- _What you need to do_: Nothing before the line containing "Extract the structured" belongs in the answer; quote that line and all lines after it through the end of the material, word for word.

- _Provided material_:

........

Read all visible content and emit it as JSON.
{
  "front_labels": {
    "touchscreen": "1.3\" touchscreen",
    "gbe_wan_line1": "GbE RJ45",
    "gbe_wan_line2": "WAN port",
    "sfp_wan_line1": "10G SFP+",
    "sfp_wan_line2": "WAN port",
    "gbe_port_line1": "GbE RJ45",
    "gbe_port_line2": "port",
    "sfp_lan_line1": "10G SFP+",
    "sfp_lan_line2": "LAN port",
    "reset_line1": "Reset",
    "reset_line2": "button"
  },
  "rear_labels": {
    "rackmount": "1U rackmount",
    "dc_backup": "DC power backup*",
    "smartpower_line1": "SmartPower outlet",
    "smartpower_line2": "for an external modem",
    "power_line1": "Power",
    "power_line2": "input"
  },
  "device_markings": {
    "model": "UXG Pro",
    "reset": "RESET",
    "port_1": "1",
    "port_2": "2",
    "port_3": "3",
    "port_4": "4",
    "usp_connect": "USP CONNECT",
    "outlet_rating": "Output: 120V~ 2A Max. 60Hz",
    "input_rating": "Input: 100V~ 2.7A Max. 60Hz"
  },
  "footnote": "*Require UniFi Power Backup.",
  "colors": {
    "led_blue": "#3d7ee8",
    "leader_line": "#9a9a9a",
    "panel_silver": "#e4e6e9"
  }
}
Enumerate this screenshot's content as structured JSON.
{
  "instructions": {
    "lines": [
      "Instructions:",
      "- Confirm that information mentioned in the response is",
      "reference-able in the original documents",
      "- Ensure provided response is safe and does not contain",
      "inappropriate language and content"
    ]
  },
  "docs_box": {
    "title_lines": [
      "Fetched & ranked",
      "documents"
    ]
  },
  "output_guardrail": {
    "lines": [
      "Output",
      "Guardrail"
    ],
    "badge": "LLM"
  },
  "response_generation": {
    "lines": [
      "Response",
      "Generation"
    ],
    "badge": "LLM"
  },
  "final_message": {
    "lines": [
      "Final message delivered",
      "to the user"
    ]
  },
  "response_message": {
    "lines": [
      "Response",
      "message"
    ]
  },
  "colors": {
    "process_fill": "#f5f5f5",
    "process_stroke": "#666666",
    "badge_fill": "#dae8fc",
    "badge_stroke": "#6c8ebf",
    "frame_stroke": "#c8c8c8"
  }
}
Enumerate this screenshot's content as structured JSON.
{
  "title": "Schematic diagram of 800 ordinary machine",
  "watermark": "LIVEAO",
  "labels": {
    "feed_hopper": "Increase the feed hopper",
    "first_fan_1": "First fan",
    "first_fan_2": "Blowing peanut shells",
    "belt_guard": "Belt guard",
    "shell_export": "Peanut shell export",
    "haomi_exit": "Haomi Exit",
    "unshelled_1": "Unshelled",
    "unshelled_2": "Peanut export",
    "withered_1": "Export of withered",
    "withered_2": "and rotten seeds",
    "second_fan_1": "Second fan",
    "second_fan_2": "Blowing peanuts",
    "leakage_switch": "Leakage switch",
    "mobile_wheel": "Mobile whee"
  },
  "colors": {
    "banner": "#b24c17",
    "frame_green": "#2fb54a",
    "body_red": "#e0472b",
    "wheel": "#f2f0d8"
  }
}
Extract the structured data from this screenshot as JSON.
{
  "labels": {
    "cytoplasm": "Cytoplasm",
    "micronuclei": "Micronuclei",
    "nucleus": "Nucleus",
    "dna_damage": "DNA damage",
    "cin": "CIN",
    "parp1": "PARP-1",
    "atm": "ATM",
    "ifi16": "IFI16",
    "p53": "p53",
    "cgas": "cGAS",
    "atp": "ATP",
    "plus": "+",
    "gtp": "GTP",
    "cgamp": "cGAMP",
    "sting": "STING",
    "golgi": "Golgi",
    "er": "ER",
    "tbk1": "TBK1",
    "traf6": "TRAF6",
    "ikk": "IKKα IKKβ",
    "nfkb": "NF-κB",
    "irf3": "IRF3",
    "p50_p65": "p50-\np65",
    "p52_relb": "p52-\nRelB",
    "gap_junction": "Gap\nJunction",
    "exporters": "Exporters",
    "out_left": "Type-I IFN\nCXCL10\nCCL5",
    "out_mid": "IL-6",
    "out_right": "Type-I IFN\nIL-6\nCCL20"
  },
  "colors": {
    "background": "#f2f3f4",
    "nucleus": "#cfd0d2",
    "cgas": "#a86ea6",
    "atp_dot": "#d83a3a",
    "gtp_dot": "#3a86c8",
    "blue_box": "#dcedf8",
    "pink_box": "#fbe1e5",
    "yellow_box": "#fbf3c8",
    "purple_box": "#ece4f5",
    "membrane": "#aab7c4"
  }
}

........

- _Worked solution_:
Extract the structured data from this screenshot as JSON.
{
  "labels": {
    "cytoplasm": "Cytoplasm",
    "micronuclei": "Micronuclei",
    "nucleus": "Nucleus",
    "dna_damage": "DNA damage",
    "cin": "CIN",
    "parp1": "PARP-1",
    "atm": "ATM",
    "ifi16": "IFI16",
    "p53": "p53",
    "cgas": "cGAS",
    "atp": "ATP",
    "plus": "+",
    "gtp": "GTP",
    "cgamp": "cGAMP",
    "sting": "STING",
    "golgi": "Golgi",
    "er": "ER",
    "tbk1": "TBK1",
    "traf6": "TRAF6",
    "ikk": "IKKα IKKβ",
    "nfkb": "NF-κB",
    "irf3": "IRF3",
    "p50_p65": "p50-\np65",
    "p52_relb": "p52-\nRelB",
    "gap_junction": "Gap\nJunction",
    "exporters": "Exporters",
    "out_left": "Type-I IFN\nCXCL10\nCCL5",
    "out_mid": "IL-6",
    "out_right": "Type-I IFN\nIL-6\nCCL20"
  },
  "colors": {
    "background": "#f2f3f4",
    "nucleus": "#cfd0d2",
    "cgas": "#a86ea6",
    "atp_dot": "#d83a3a",
    "gtp_dot": "#3a86c8",
    "blue_box": "#dcedf8",
    "pink_box": "#fbe1e5",
    "yellow_box": "#fbf3c8",
    "purple_box": "#ece4f5",
    "membrane": "#aab7c4"
  }
}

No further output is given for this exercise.